• [DIRECTION]: Using the entries that follow, count the lines containing the word "denn" and give that number by itself.

---------------

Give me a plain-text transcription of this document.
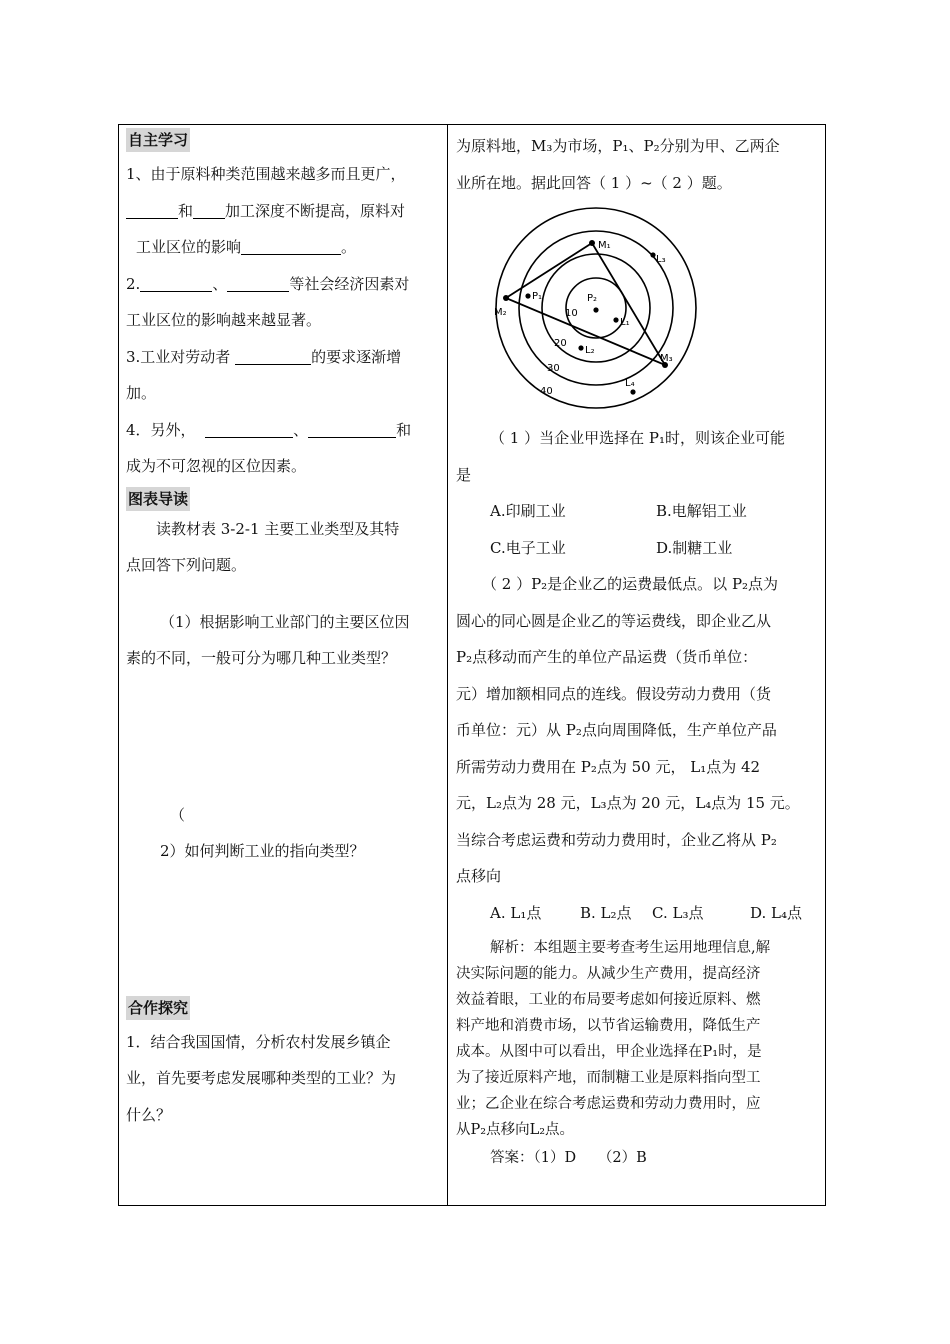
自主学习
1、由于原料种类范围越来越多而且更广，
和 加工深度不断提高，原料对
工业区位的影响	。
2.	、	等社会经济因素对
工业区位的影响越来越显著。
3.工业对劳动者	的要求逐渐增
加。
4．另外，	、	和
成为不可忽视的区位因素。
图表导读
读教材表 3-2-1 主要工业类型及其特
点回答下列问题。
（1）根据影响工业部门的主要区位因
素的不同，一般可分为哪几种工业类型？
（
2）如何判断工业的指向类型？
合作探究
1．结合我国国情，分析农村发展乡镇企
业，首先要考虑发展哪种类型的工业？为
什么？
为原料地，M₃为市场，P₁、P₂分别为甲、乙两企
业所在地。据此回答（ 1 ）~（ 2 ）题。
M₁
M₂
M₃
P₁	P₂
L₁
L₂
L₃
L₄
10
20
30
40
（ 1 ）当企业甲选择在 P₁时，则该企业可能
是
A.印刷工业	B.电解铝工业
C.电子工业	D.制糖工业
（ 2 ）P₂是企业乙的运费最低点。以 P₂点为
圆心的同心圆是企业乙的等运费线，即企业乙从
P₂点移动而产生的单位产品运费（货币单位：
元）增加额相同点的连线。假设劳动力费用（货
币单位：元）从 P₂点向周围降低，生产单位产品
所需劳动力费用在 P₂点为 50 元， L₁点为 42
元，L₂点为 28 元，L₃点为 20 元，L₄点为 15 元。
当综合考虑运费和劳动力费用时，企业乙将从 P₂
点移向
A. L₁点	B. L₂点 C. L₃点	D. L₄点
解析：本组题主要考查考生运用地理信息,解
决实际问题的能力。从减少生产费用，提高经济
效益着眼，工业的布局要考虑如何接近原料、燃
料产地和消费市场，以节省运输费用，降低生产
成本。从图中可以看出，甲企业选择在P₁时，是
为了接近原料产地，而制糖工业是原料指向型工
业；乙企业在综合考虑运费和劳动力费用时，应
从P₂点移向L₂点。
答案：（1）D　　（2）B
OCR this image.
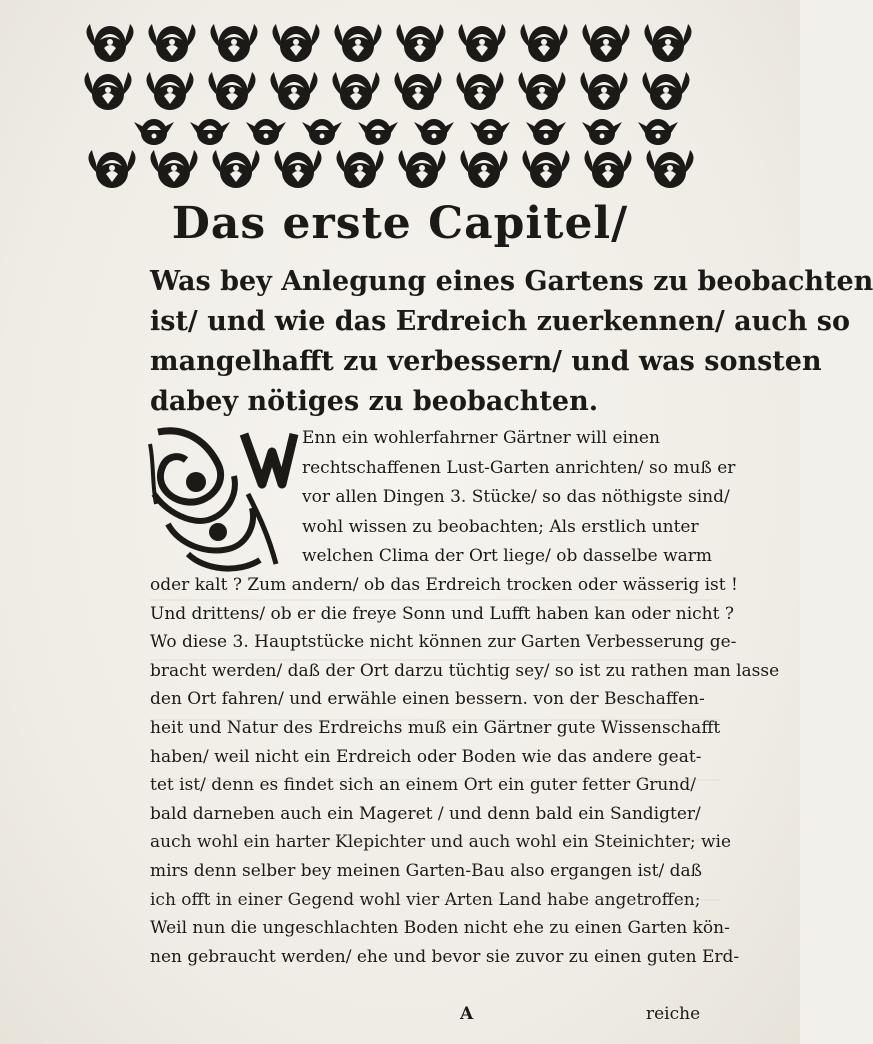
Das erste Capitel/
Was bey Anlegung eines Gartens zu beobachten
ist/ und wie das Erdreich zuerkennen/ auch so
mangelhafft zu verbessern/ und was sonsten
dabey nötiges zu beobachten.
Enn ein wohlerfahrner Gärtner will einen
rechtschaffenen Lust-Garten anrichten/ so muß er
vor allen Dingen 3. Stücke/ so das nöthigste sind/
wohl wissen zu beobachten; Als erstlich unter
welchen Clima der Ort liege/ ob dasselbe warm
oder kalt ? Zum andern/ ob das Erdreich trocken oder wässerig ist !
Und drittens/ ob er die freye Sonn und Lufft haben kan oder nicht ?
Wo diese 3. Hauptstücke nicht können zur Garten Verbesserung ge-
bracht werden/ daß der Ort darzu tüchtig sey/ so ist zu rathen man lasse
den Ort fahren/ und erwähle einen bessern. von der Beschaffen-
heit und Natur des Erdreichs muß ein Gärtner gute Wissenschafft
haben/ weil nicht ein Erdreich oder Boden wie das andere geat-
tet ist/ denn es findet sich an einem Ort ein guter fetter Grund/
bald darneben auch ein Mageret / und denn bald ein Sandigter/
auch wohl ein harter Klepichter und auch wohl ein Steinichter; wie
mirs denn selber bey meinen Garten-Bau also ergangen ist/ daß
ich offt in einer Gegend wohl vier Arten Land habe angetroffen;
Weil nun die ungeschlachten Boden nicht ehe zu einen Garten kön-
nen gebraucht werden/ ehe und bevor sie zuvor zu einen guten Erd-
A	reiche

---------------

• [TASK ANSWER]: 3